GIVEN TASK
Print the material line for line, from its first line through the line containing "answer-option-label: the judiciary.".

Data entries
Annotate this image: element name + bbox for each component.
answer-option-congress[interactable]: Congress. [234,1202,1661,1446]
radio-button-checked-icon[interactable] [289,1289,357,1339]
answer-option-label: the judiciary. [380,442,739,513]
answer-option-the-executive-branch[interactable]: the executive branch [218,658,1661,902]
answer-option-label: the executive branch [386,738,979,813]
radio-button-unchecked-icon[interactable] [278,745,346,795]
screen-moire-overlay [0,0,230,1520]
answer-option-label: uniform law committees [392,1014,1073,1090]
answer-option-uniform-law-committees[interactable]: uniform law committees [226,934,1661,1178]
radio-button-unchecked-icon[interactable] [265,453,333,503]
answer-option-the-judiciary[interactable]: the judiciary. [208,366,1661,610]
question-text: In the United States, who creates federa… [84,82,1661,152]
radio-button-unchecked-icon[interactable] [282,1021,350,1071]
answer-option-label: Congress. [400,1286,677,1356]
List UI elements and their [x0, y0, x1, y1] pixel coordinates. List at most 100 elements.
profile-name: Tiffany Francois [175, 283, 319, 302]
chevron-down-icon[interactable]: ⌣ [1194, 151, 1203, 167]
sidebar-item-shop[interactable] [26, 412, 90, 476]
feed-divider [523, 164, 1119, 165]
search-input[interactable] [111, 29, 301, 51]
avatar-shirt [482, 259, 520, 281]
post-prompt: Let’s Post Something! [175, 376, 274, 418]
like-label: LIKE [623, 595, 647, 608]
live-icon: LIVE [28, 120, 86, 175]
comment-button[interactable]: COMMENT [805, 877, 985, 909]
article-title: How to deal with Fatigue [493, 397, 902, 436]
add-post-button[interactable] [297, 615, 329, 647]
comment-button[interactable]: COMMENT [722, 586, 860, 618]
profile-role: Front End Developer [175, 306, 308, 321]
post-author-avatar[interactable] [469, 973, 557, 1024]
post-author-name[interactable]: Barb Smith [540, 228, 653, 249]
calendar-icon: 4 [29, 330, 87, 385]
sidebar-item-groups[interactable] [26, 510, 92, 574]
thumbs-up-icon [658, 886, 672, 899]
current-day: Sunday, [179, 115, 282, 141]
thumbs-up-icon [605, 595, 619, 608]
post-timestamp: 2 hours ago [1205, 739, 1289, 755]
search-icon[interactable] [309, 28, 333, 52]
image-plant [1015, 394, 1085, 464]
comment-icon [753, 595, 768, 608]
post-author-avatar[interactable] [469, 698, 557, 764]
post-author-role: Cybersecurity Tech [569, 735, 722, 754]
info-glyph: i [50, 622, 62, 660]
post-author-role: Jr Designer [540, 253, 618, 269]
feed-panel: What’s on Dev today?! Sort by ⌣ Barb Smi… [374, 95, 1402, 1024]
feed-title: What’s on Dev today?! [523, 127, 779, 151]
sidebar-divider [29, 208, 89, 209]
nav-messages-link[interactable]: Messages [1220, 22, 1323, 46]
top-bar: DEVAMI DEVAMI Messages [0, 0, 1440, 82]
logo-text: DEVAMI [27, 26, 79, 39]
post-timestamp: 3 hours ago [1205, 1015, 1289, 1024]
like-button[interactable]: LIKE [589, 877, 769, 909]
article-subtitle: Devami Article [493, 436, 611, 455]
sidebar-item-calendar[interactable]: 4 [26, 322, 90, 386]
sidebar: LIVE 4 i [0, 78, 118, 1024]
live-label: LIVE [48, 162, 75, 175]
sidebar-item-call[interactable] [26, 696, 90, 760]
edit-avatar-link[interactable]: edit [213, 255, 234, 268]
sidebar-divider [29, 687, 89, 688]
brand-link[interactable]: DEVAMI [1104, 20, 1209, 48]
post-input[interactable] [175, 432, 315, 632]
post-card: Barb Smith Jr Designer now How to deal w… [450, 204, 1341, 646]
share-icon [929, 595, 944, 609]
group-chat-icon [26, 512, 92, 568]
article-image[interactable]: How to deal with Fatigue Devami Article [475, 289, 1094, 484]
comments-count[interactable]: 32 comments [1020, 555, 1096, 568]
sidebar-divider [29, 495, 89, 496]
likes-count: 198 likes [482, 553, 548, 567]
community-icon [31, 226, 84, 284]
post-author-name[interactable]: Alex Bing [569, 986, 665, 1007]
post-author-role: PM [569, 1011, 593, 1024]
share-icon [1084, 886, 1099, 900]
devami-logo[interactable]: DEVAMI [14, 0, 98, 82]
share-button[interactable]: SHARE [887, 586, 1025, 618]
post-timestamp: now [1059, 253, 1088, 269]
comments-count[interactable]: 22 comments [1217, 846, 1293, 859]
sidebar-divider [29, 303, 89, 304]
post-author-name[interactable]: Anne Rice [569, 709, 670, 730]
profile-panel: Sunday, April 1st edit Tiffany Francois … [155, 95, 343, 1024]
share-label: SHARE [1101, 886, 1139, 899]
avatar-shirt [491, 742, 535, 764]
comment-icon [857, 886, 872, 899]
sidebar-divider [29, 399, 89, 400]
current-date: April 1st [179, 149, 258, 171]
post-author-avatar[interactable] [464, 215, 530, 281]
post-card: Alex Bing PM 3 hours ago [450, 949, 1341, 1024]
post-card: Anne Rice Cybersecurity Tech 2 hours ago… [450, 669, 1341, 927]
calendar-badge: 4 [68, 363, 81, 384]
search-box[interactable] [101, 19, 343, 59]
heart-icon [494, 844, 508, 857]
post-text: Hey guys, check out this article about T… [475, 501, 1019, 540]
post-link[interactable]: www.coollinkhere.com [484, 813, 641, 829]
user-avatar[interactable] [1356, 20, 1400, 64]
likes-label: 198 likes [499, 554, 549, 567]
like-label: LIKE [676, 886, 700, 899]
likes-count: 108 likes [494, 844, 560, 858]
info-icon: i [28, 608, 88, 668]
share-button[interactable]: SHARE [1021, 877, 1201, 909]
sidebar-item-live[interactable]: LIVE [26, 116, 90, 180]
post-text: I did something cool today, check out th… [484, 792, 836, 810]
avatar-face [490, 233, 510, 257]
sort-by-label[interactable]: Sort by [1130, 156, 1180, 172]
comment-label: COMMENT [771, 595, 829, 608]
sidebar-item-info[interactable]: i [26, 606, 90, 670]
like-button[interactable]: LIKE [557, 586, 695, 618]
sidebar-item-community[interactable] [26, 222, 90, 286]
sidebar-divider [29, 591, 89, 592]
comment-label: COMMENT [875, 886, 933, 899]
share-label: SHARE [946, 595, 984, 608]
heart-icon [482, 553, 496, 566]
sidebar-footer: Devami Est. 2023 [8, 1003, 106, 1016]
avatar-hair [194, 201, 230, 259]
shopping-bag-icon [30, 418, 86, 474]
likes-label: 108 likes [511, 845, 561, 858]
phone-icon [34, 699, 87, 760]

SOLUTION
Annotate this image: element name + bbox for each component.
answer-option-congress[interactable]: Congress. [234,1202,1661,1446]
radio-button-checked-icon[interactable] [289,1289,357,1339]
answer-option-label: the judiciary. [380,442,739,513]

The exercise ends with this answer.